**SHORT TASK**. Using the entries that follow, count the lines containing the word "Números" and give that number by itself.

# # # #

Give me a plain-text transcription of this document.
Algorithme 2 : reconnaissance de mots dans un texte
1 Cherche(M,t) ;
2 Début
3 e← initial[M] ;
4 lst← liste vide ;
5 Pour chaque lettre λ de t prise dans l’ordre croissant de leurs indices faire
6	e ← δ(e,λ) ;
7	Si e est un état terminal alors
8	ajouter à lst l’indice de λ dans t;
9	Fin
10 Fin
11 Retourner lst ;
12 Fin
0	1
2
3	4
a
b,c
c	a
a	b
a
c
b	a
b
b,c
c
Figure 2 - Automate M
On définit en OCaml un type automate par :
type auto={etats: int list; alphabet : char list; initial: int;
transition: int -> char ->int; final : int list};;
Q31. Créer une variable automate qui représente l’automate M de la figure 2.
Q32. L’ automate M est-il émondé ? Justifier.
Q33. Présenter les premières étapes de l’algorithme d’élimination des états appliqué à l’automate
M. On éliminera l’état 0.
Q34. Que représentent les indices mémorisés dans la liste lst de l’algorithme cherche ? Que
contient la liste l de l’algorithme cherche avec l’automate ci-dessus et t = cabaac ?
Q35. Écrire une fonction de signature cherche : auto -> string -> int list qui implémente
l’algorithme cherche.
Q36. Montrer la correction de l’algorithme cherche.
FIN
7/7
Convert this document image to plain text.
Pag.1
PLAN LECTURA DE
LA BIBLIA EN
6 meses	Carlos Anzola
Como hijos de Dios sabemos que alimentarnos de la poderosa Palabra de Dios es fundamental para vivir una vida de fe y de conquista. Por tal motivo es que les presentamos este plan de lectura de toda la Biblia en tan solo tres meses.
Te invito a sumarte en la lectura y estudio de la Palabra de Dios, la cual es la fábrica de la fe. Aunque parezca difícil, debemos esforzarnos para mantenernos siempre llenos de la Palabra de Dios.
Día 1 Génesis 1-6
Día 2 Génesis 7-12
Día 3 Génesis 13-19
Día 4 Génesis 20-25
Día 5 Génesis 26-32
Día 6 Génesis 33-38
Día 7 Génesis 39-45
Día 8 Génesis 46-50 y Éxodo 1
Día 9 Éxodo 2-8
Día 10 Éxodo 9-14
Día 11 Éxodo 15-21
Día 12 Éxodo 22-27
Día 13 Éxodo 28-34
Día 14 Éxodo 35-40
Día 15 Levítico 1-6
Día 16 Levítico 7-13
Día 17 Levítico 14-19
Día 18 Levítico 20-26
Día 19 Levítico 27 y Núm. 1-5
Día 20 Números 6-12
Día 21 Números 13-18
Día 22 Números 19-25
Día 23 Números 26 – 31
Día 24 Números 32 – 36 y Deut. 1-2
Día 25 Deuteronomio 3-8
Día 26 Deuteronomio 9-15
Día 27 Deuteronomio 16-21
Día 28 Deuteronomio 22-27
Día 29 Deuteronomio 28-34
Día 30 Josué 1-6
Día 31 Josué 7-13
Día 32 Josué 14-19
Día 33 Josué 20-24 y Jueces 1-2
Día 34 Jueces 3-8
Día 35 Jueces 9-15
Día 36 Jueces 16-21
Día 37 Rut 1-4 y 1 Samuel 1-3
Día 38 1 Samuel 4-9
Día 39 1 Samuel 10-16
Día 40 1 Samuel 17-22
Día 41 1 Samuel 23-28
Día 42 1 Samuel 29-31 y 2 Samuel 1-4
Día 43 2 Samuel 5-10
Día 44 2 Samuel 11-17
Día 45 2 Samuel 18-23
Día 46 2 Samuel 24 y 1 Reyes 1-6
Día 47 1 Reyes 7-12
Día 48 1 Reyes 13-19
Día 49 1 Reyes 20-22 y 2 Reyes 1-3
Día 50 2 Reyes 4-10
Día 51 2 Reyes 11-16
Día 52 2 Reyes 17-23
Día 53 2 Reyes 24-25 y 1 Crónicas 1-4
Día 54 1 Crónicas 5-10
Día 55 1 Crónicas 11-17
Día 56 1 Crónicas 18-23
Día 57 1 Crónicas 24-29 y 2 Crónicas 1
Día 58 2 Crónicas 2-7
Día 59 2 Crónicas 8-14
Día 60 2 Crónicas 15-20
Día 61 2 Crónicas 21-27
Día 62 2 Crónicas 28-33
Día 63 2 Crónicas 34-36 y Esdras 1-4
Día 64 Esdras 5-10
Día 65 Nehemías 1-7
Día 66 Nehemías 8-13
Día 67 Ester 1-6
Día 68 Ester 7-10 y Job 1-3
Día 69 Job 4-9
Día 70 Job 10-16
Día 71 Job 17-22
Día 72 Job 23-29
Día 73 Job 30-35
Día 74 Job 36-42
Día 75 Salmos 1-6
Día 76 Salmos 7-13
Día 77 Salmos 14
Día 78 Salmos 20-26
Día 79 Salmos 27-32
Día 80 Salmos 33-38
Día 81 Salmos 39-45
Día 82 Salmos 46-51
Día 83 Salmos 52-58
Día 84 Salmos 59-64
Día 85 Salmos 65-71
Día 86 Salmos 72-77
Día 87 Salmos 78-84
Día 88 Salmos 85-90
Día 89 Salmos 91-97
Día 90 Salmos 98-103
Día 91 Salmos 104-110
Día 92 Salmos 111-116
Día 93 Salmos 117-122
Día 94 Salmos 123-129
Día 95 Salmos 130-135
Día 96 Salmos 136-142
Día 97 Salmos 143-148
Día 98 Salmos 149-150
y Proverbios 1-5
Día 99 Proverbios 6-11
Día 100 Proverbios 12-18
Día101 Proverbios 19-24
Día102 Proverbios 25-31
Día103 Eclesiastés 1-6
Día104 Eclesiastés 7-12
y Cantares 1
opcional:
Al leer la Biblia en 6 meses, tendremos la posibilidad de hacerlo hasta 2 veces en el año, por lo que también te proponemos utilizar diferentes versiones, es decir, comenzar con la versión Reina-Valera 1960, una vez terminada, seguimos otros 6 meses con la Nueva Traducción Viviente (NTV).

# # # #

**TASK SOLUTION**. 5